Aim of the task = Could you print every record below exactly as it appears?

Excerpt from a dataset
● ● ● ● ● ● ●

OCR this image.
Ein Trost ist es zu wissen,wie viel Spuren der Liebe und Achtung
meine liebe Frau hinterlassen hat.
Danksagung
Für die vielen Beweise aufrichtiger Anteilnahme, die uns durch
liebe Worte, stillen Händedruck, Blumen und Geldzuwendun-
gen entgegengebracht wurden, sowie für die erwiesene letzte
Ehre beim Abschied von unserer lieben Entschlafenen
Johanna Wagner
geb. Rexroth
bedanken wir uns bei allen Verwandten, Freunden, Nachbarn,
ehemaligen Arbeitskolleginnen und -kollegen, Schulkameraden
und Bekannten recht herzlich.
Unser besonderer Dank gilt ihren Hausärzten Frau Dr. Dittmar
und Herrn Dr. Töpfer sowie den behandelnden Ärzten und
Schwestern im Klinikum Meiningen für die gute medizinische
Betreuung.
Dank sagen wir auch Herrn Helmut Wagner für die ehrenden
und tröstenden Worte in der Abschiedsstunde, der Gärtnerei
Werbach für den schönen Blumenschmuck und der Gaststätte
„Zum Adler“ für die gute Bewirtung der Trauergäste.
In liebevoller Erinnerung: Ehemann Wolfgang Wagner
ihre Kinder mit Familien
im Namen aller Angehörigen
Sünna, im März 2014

● ● ● ● ● ● ●

Correct response =
OCR this image.
Ein Trost ist es zu wissen,wie viel Spuren der Liebe und Achtung
meine liebe Frau hinterlassen hat.
Danksagung
Für die vielen Beweise aufrichtiger Anteilnahme, die uns durch
liebe Worte, stillen Händedruck, Blumen und Geldzuwendun-
gen entgegengebracht wurden, sowie für die erwiesene letzte
Ehre beim Abschied von unserer lieben Entschlafenen
Johanna Wagner
geb. Rexroth
bedanken wir uns bei allen Verwandten, Freunden, Nachbarn,
ehemaligen Arbeitskolleginnen und -kollegen, Schulkameraden
und Bekannten recht herzlich.
Unser besonderer Dank gilt ihren Hausärzten Frau Dr. Dittmar
und Herrn Dr. Töpfer sowie den behandelnden Ärzten und
Schwestern im Klinikum Meiningen für die gute medizinische
Betreuung.
Dank sagen wir auch Herrn Helmut Wagner für die ehrenden
und tröstenden Worte in der Abschiedsstunde, der Gärtnerei
Werbach für den schönen Blumenschmuck und der Gaststätte
„Zum Adler“ für die gute Bewirtung der Trauergäste.
In liebevoller Erinnerung: Ehemann Wolfgang Wagner
ihre Kinder mit Familien
im Namen aller Angehörigen
Sünna, im März 2014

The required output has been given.